▸ Source records
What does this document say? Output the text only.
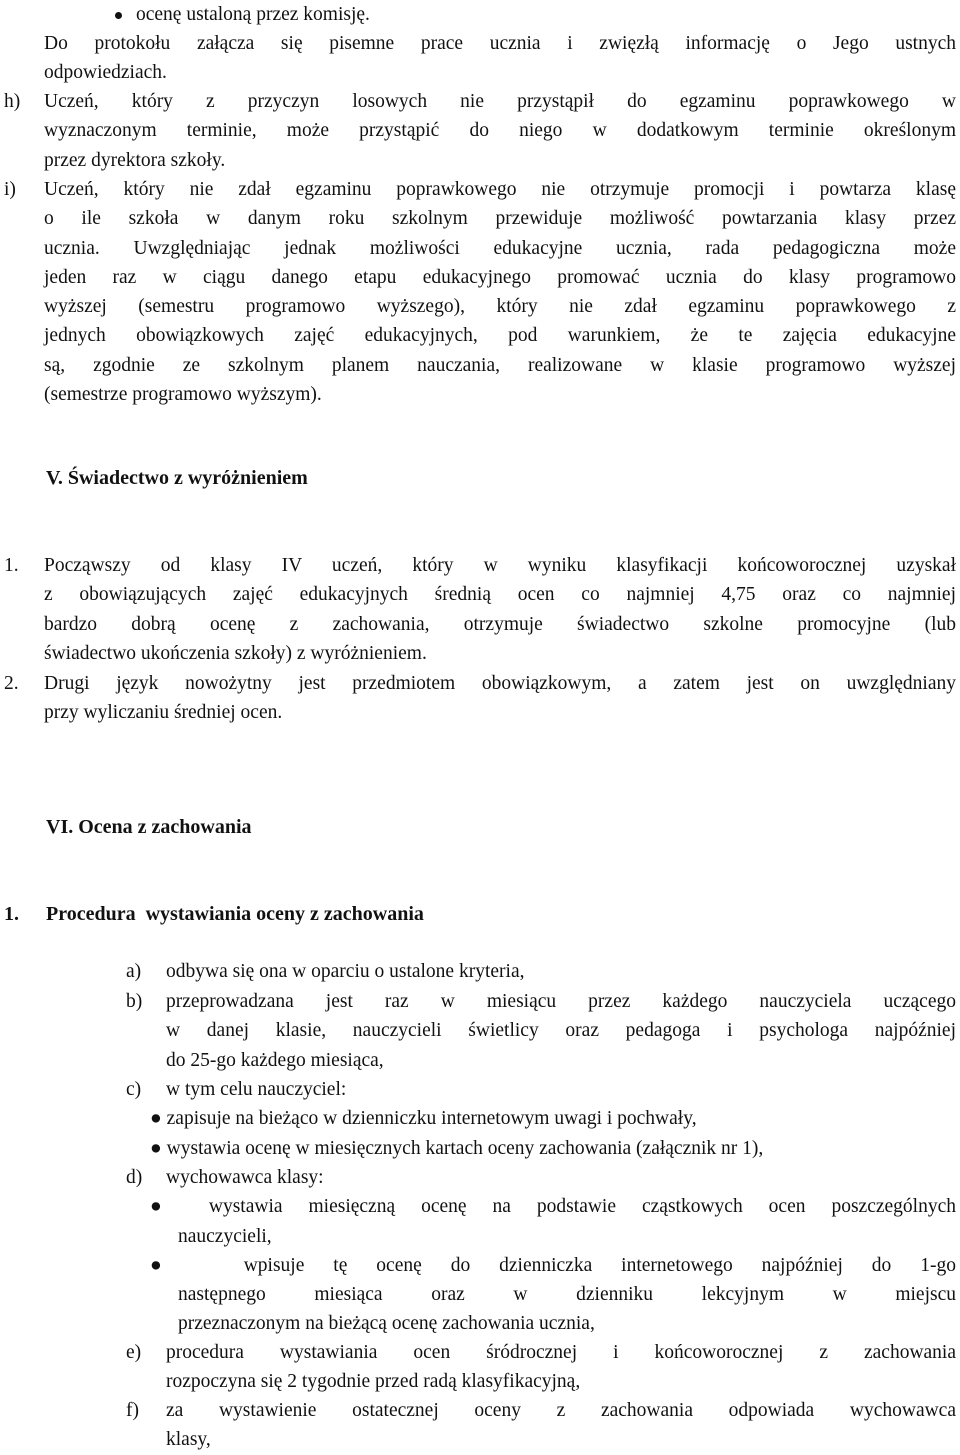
ocenę ustaloną przez komisję.
Do protokołu załącza się pisemne prace ucznia i zwięzłą informację o Jego ustnych
odpowiedziach.
h) Uczeń, który z przyczyn losowych nie przystąpił do egzaminu poprawkowego w
wyznaczonym terminie, może przystąpić do niego w dodatkowym terminie określonym
przez dyrektora szkoły.
i) Uczeń, który nie zdał egzaminu poprawkowego nie otrzymuje promocji i powtarza klasę
o ile szkoła w danym roku szkolnym przewiduje możliwość powtarzania klasy przez
ucznia. Uwzględniając jednak możliwości edukacyjne ucznia, rada pedagogiczna może
jeden raz w ciągu danego etapu edukacyjnego promować ucznia do klasy programowo
wyższej (semestru programowo wyższego), który nie zdał egzaminu poprawkowego z
jednych obowiązkowych zajęć edukacyjnych, pod warunkiem, że te zajęcia edukacyjne
są, zgodnie ze szkolnym planem nauczania, realizowane w klasie programowo wyższej
(semestrze programowo wyższym).
V. Świadectwo z wyróżnieniem
1. Począwszy od klasy IV uczeń, który w wyniku klasyfikacji końcoworocznej uzyskał
z obowiązujących zajęć edukacyjnych średnią ocen co najmniej 4,75 oraz co najmniej
bardzo dobrą ocenę z zachowania, otrzymuje świadectwo szkolne promocyjne (lub
świadectwo ukończenia szkoły) z wyróżnieniem.
2. Drugi język nowożytny jest przedmiotem obowiązkowym, a zatem jest on uwzględniany
przy wyliczaniu średniej ocen.
VI. Ocena z zachowania
1. Procedura  wystawiania oceny z zachowania
a) odbywa się ona w oparciu o ustalone kryteria,
b) przeprowadzana jest raz w miesiącu przez każdego nauczyciela uczącego
w danej klasie, nauczycieli świetlicy oraz pedagoga i psychologa najpóźniej
do 25-go każdego miesiąca,
c) w tym celu nauczyciel:
● zapisuje na bieżąco w dzienniczku internetowym uwagi i pochwały,
● wystawia ocenę w miesięcznych kartach oceny zachowania (załącznik nr 1),
d) wychowawca klasy:
● wystawia miesięczną ocenę na podstawie cząstkowych ocen poszczególnych
nauczycieli,
●  wpisuje tę ocenę do dzienniczka internetowego najpóźniej do 1-go
następnego miesiąca oraz w dzienniku lekcyjnym w miejscu
przeznaczonym na bieżącą ocenę zachowania ucznia,
e) procedura wystawiania ocen śródrocznej i końcoworocznej z zachowania
rozpoczyna się 2 tygodnie przed radą klasyfikacyjną,
f) za wystawienie ostatecznej oceny z zachowania odpowiada wychowawca
klasy,
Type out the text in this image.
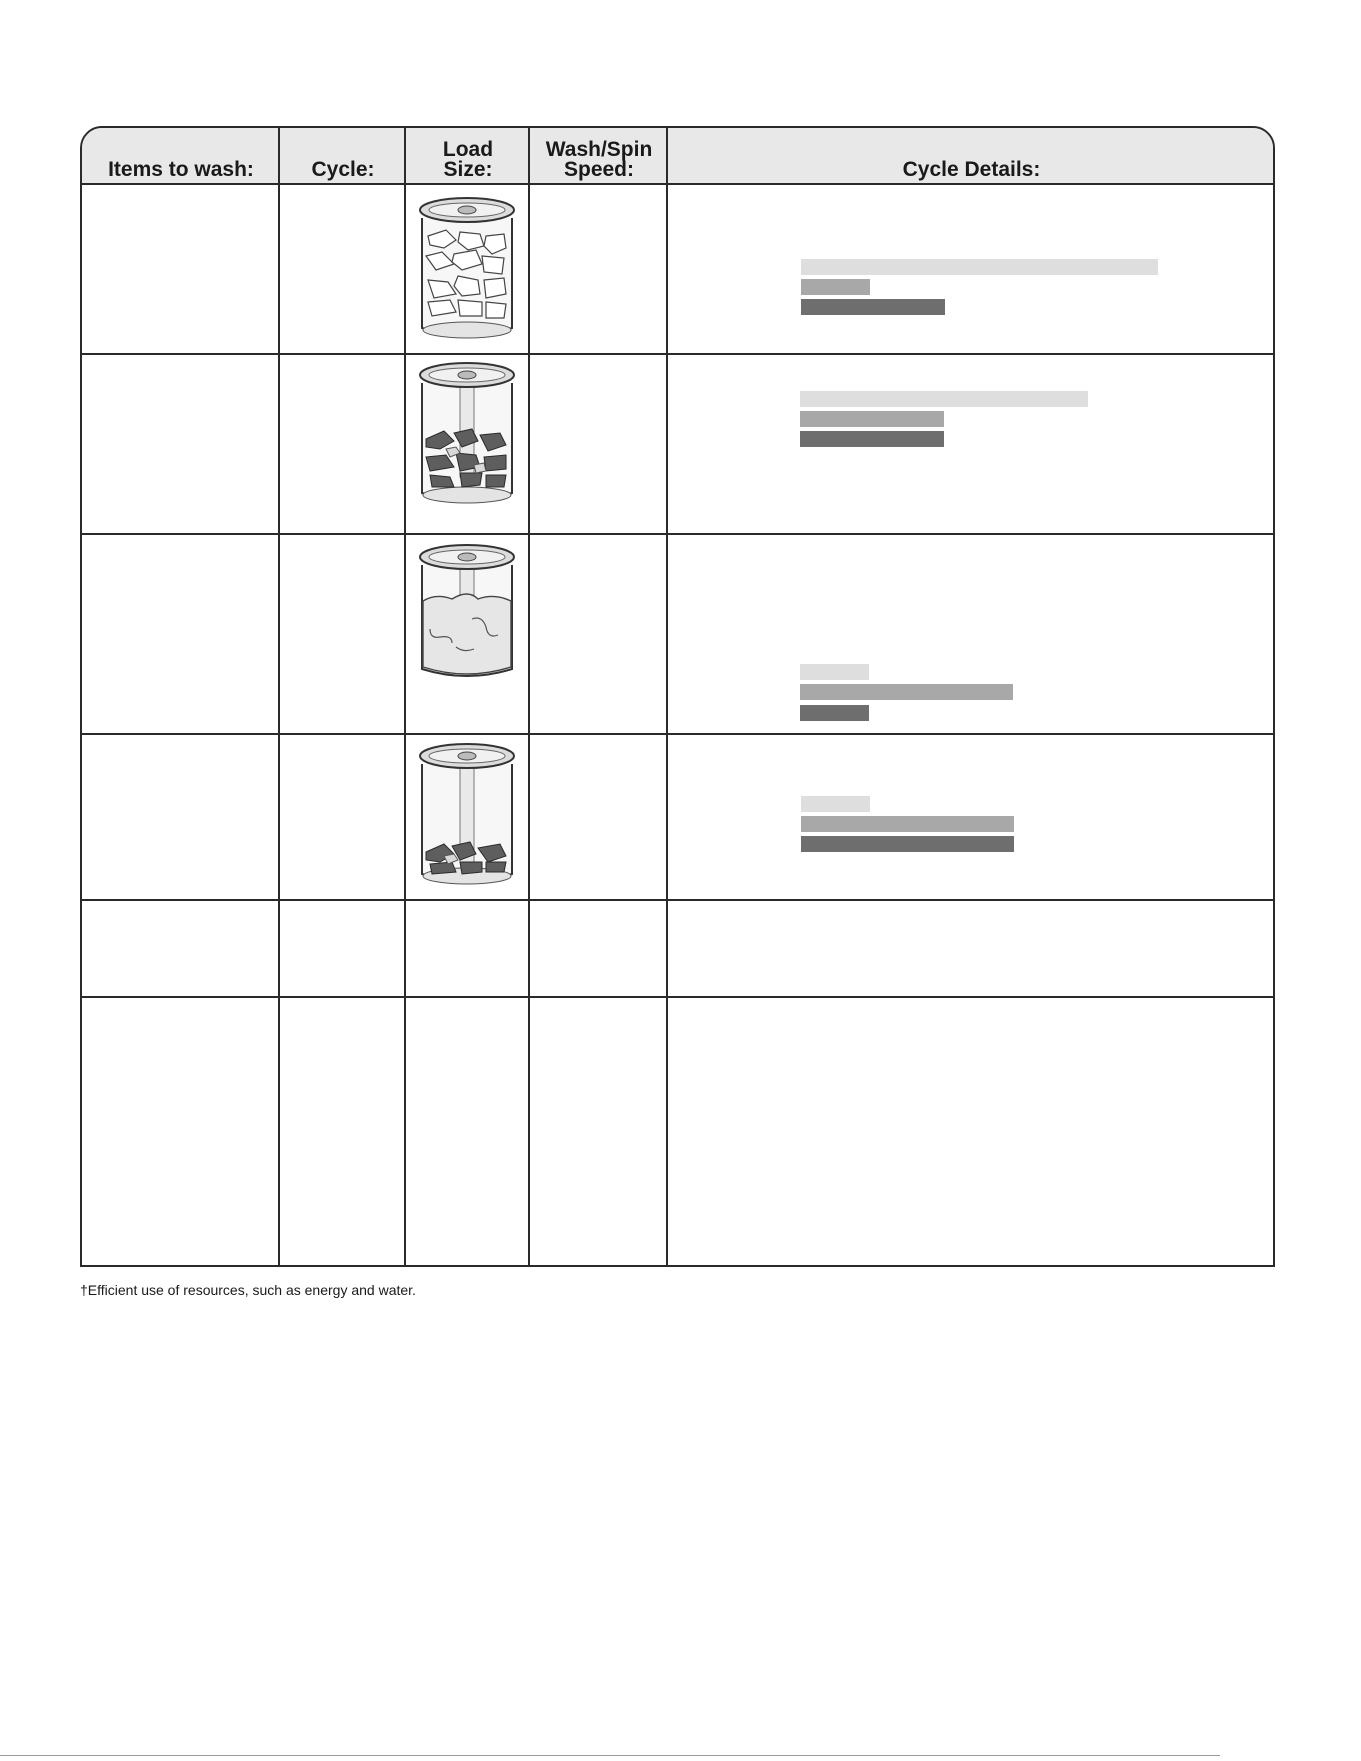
Items to wash:	Cycle:
Load
Size:
Wash/Spin
Speed:	Cycle Details:
†Efficient use of resources, such as energy and water.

▸ Do this
Write out exactly the lines from the one containing "Type out the text in this image." to the last line of the records above, both included, and leave out any pictures.

▸ Final answer
Type out the text in this image.
Items to wash:	Cycle:
Load
Size:
Wash/Spin
Speed:	Cycle Details:
†Efficient use of resources, such as energy and water.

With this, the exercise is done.